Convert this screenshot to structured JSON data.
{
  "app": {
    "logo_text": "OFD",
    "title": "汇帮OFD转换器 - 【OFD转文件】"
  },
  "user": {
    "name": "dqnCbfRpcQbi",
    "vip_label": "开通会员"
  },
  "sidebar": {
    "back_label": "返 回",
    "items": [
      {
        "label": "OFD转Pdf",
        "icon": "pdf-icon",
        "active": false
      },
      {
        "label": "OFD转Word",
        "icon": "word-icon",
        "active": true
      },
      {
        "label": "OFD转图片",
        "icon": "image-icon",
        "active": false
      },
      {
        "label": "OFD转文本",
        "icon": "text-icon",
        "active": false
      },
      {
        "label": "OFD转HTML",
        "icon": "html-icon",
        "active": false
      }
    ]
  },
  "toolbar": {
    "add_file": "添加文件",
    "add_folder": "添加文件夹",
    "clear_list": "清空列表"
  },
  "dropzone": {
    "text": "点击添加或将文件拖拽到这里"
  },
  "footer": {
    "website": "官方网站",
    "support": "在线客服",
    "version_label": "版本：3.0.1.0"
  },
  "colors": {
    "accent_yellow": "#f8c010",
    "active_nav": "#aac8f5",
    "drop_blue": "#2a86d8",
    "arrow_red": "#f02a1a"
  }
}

++++++++

Print out the whole listing exactly as it appears.

Convert this screenshot to structured JSON data.
{
  "app": {
    "logo_text": "OFD",
    "title": "汇帮OFD转换器 - 【OFD转文件】"
  },
  "user": {
    "name": "dqnCbfRpcQbi",
    "vip_label": "开通会员"
  },
  "sidebar": {
    "back_label": "返 回",
    "items": [
      {
        "label": "OFD转Pdf",
        "icon": "pdf-icon",
        "active": false
      },
      {
        "label": "OFD转Word",
        "icon": "word-icon",
        "active": true
      },
      {
        "label": "OFD转图片",
        "icon": "image-icon",
        "active": false
      },
      {
        "label": "OFD转文本",
        "icon": "text-icon",
        "active": false
      },
      {
        "label": "OFD转HTML",
        "icon": "html-icon",
        "active": false
      }
    ]
  },
  "toolbar": {
    "add_file": "添加文件",
    "add_folder": "添加文件夹",
    "clear_list": "清空列表"
  },
  "dropzone": {
    "text": "点击添加或将文件拖拽到这里"
  },
  "footer": {
    "website": "官方网站",
    "support": "在线客服",
    "version_label": "版本：3.0.1.0"
  },
  "colors": {
    "accent_yellow": "#f8c010",
    "active_nav": "#aac8f5",
    "drop_blue": "#2a86d8",
    "arrow_red": "#f02a1a"
  }
}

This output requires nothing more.